■ **Short exercise**
From the records below, give the number of lines that contain the string "Police", without any other text.
** BEGIN Given records **
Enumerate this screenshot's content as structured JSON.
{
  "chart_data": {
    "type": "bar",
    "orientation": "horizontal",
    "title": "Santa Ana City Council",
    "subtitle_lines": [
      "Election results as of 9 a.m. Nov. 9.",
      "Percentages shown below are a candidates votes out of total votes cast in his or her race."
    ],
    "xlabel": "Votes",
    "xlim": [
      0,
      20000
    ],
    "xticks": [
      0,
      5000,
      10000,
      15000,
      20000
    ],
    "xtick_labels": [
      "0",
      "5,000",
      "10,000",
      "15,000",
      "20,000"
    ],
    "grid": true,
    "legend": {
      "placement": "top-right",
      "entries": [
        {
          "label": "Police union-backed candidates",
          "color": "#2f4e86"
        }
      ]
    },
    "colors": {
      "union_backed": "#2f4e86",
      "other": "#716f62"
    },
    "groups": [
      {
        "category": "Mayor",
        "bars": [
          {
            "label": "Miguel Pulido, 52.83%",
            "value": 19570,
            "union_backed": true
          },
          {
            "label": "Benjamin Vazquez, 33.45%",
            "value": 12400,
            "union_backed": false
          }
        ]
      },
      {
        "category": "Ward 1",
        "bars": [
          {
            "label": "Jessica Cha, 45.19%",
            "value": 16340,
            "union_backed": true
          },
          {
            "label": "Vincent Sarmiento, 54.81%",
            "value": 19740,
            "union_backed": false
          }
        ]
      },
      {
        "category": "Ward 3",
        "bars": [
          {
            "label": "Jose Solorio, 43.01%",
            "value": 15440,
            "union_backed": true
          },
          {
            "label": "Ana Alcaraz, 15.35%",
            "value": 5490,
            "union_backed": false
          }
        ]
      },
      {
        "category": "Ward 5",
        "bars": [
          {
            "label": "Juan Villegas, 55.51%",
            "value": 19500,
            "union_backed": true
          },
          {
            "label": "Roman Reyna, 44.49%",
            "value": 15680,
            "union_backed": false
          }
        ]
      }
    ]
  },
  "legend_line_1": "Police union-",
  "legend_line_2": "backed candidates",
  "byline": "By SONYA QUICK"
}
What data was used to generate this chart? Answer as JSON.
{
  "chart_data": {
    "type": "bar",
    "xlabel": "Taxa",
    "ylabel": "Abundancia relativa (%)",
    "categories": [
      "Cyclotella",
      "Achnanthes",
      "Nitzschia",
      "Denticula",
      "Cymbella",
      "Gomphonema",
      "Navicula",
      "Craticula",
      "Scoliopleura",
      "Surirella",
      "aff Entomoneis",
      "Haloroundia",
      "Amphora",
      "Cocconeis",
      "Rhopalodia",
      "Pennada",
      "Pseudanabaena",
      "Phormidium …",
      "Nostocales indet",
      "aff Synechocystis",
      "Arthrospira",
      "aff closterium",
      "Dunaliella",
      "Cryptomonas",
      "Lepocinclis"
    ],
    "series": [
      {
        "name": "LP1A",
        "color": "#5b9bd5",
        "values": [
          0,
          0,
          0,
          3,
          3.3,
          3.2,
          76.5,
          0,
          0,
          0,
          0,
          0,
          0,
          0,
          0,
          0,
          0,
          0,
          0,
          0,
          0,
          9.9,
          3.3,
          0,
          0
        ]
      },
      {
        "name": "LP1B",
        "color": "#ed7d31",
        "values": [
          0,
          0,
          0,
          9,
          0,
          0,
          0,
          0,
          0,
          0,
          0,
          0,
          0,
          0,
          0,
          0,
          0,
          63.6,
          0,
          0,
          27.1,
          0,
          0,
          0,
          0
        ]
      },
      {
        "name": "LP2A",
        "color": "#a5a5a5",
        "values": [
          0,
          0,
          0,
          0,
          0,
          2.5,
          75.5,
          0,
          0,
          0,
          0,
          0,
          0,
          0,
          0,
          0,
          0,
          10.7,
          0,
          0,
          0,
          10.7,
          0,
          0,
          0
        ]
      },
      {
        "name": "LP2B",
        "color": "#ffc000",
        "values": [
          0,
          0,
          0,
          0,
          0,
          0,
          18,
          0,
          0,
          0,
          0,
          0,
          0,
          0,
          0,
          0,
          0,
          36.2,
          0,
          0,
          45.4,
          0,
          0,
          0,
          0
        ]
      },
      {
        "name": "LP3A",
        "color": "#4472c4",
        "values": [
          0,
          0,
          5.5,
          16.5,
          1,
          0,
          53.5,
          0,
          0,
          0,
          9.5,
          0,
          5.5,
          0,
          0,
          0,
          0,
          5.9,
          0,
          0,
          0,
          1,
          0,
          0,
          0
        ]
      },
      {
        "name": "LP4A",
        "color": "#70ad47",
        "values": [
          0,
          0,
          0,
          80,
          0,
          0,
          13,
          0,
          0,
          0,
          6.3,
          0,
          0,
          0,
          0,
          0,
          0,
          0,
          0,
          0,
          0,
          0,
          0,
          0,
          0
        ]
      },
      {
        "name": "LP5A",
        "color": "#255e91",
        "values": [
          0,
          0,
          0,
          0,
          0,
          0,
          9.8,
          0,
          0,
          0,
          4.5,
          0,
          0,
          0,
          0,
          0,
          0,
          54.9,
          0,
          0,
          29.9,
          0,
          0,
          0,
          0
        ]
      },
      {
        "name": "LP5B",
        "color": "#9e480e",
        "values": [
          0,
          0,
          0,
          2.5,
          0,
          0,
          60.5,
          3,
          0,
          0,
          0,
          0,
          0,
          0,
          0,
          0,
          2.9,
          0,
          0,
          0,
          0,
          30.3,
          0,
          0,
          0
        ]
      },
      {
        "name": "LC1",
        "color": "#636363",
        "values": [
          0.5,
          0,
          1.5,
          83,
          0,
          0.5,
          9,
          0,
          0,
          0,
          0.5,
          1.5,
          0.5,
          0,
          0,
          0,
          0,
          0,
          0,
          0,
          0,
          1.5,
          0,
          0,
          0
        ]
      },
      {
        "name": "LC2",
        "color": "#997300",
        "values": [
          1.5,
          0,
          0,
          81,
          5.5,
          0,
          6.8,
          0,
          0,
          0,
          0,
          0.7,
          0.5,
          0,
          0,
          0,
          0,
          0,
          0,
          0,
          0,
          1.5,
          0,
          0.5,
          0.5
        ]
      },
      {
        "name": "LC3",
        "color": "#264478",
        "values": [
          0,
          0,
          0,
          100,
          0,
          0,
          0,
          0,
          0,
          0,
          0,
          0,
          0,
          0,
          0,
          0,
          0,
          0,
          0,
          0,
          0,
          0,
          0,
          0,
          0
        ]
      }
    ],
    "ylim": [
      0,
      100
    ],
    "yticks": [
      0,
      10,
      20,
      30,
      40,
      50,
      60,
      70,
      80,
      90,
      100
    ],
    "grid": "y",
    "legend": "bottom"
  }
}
** END Given records **
■ **Task output**
2